- ЗАДАНИЯ:
1: Перепишите дословно отрывок из рассказа о войне, начиная со слов «С обгоревшими ребятами» и заканчивая словами «видите, нормальное лицо!».
2: Продолжите рассказ о войне, начав сразу после его последнего предложения.

- ТЕКСТ ДЛЯ ЧТЕНИЯ:
######
В Александровске в церковь с Хантом зашли, это Ромка, он из Ханты-Мансийска. Вот артист, анекдоты из него рекой, и рассказывать умеет. Один и тот же три раза на дню повторит, всякий раз вывернет иначе, снова хохочешь, будто в первый раз… В Александровске мимо церкви идём, мне так захотелось, чувствую – надо. Ромка согласился без всяких. В церкви человек двадцать росгвардейцев, батюшка и нас окропил святой водой. Я записки написал за здравие жены, родителей, родных, за упокой бабушки, дедушки. Вышли из храма, Ромка спрашивает:
– Знаешь, бывает в жизни полная задница, я в церковь иду, молюсь, как умею, и помогает. Наверное, неправильно только с плохим в церковь идти. Ты как считаешь?
– Хотя бы так… – говорю. – Я и сам не лучше тебя.
– Вернёмся с войны, – Ромка размечтался, – пойду в церковь, накуплю самых дорогих свечей, поставлю на всех подсвечниках в благодарность Богу.
А у меня из головы не выходило услышанное в церкви. Начал Ромку пытать:
– Священник сказал: нет больше любви, чем жизнь отдать за друзей, как ты понимаешь?
– Чё тут гадать-понимать! Яснее ясного! Взять меня – не только о целостности своего бренного тела должен дрожать, кроме этого заботиться, чтобы тебя не продырявили.
– Жизнь отдать сказано. Отдать! Значит, сам погибай, товарища выручай.
Он мне:
– Егорян, ты мне мозги не парь. За твою спину прятаться не буду. И ты за мою, надеюсь.
– Это понятно…
С собой я всегда носил иконки Богородицы и Георгия Победоносца. Богородицу у сердца во внешнем кармане куртки, Георгия Победоносца, моего святого, в военнике – военном билете.
«Джавелины» были с напалмовыми зарядами. Машины загорелись. Из первой машины ребята выскакивали, катались, сбивая пламя. Парню из первой оторвало ногу. Его стали вытаскивать, он оторванную ногу за собой тащит. Сам маленький, метр шестьдесят с копеечкой, щупленький, что и помогло, быстро за шкирку вырвали через люк, боялись, БК рванёт. Тяжёлое ранение получил, но выжил, потом с парнями созванивался, до госпиталя успели довезти.
С обгоревшими ребятами в одном госпитале лежал, страшно переживали, ожоги обезобразят лица. Недавно разговаривал с одним по телефону – всё сошло, всё ровненько, ни одной морщины.
Их пеной залили – лица в пене, руки в пене. Жуть, со стороны смотреть, не узнать, кто есть кто. Разговаривать тяжело, написать не может. Через день пена подействовала, опухоли от ожога осадила. Начали парни разговаривать, повеселели, жизнь стала налаживаться. Один запененный до того был в стрессе, два дня у него кусок в горло не лез, не мог есть, ни с кем не разговаривал. Боялся безобразным вернуться домой. Военный доктор, майор, успокаивал:
– Мужики, не переживайте, я сам горел, запененный, как вы, ходил. В оконцовке, сами видите, нормальное лицо!
######
- ВЫДЕРЖКА ИЗ ЛИСТИНГА:
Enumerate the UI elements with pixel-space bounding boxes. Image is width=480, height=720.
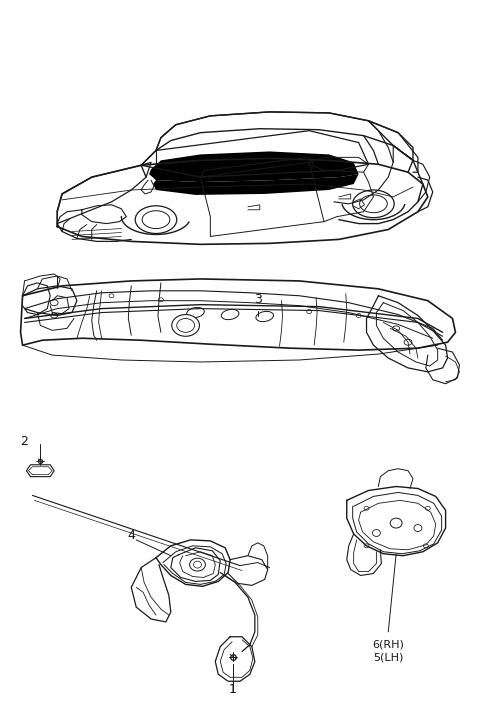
######
- РЕЗУЛЬТАТЫ:
1:
С обгоревшими ребятами в одном госпитале лежал, страшно переживали, ожоги обезобразят лица. Недавно разговаривал с одним по телефону – всё сошло, всё ровненько, ни одной морщины.
Их пеной залили – лица в пене, руки в пене. Жуть, со стороны смотреть, не узнать, кто есть кто. Разговаривать тяжело, написать не может. Через день пена подействовала, опухоли от ожога осадила. Начали парни разговаривать, повеселели, жизнь стала налаживаться. Один запененный до того был в стрессе, два дня у него кусок в горло не лез, не мог есть, ни с кем не разговаривал. Боялся безобразным вернуться домой. Военный доктор, майор, успокаивал:
– Мужики, не переживайте, я сам горел, запененный, как вы, ходил. В оконцовке, сами видите, нормальное лицо!

2:
Под сорок майору, и ни одной морщинки, брови на месте.
– Обожжённая кожа слезет, – уверял, – обновится, и ещё краше будете.
На руках у него остались рубцы, лицо ни за что не подумаешь – горел…
Три машины подбили, одна эвакуировала раненых и двухсотых. На четырёх мы в Коровий Яр продолжили путь. Комбат приказал съехать с дороги, раскидать дымы, двигаться ближе к лесополосе, что вдоль дороги. На Украине кругом лесополосы. Комбат сидел рядом с нашим водителем. Ирония судьбы, мы должны были с другой стороны заходить в деревню. Да заплутали в полевых дорогах, с точными картами были проблемы, со связью и того хуже, в результате заехали на штурм с обратной стороны. Нас уверяли, отправляя в Коровий Яр, всю ночь перед зачисткой будет работать артиллерия, в селе и делать-то нам нечего будет после этого, только и всего – зайти, посмотреть. Артиллерия работала до часу ночи, а нас по факту ждала засада. Заплутав, мы усложнили укропам задачу. Им пришлось перегруппировываться. Нашу штурмовую группу поддерживали мотострелки, у них было два БТР и Т-72. Расклад был, мы начинаем штурм, мотострелки следом. Была щекотливая ситуация, едем колонной, танк из лесополосы выкатывает, Т-72 без опознавательных знаков. Поди знай, чья машина. Я гранатомёт начал готовить. Комбат закричал: машите ему. Танкист высунулся из люка, поприветствовал рукой. Отлегло от сердца – наши.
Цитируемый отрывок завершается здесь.